§ Work to do: Copy the entries below exactly. Images do not belong in the copy.

:::

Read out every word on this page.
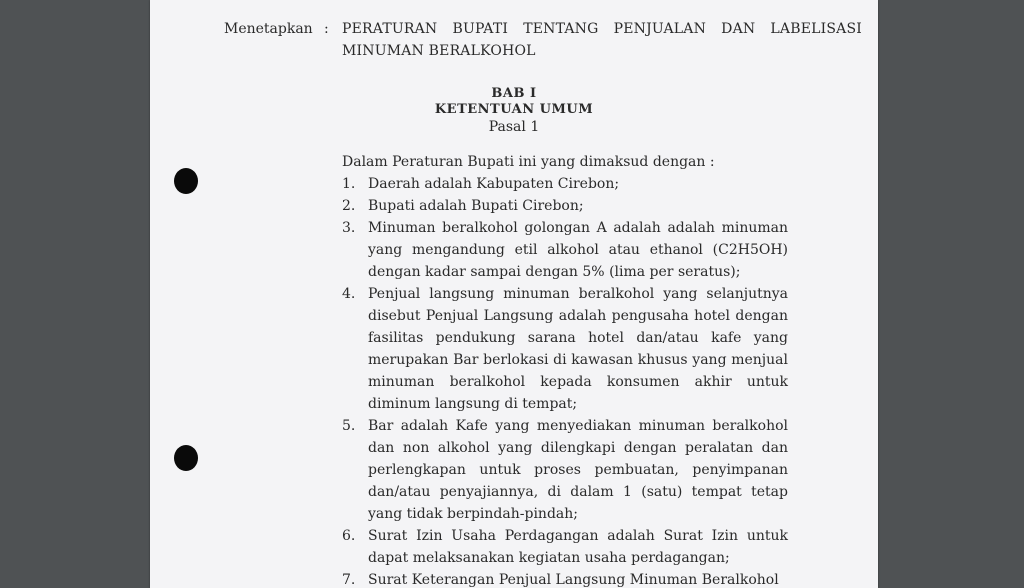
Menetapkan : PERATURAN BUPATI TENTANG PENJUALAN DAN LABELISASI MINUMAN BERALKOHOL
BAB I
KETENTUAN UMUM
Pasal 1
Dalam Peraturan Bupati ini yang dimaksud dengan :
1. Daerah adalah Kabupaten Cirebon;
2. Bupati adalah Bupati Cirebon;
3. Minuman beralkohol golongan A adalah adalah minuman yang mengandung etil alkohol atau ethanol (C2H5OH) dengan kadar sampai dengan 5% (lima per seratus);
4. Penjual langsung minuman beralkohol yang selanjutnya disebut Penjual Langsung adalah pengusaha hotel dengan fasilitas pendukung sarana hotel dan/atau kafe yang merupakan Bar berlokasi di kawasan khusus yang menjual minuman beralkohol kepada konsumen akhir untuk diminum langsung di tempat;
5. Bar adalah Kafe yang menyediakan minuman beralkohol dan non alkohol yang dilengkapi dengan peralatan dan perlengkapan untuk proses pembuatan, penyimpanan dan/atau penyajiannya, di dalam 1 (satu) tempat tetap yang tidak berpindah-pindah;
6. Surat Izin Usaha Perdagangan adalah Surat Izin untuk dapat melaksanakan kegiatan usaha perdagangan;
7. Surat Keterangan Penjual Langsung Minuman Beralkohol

:::

§ Solution for this exercise:
Read out every word on this page.
Menetapkan : PERATURAN BUPATI TENTANG PENJUALAN DAN LABELISASI MINUMAN BERALKOHOL
BAB I
KETENTUAN UMUM
Pasal 1
Dalam Peraturan Bupati ini yang dimaksud dengan :
1. Daerah adalah Kabupaten Cirebon;
2. Bupati adalah Bupati Cirebon;
3. Minuman beralkohol golongan A adalah adalah minuman yang mengandung etil alkohol atau ethanol (C2H5OH) dengan kadar sampai dengan 5% (lima per seratus);
4. Penjual langsung minuman beralkohol yang selanjutnya disebut Penjual Langsung adalah pengusaha hotel dengan fasilitas pendukung sarana hotel dan/atau kafe yang merupakan Bar berlokasi di kawasan khusus yang menjual minuman beralkohol kepada konsumen akhir untuk diminum langsung di tempat;
5. Bar adalah Kafe yang menyediakan minuman beralkohol dan non alkohol yang dilengkapi dengan peralatan dan perlengkapan untuk proses pembuatan, penyimpanan dan/atau penyajiannya, di dalam 1 (satu) tempat tetap yang tidak berpindah-pindah;
6. Surat Izin Usaha Perdagangan adalah Surat Izin untuk dapat melaksanakan kegiatan usaha perdagangan;
7. Surat Keterangan Penjual Langsung Minuman Beralkohol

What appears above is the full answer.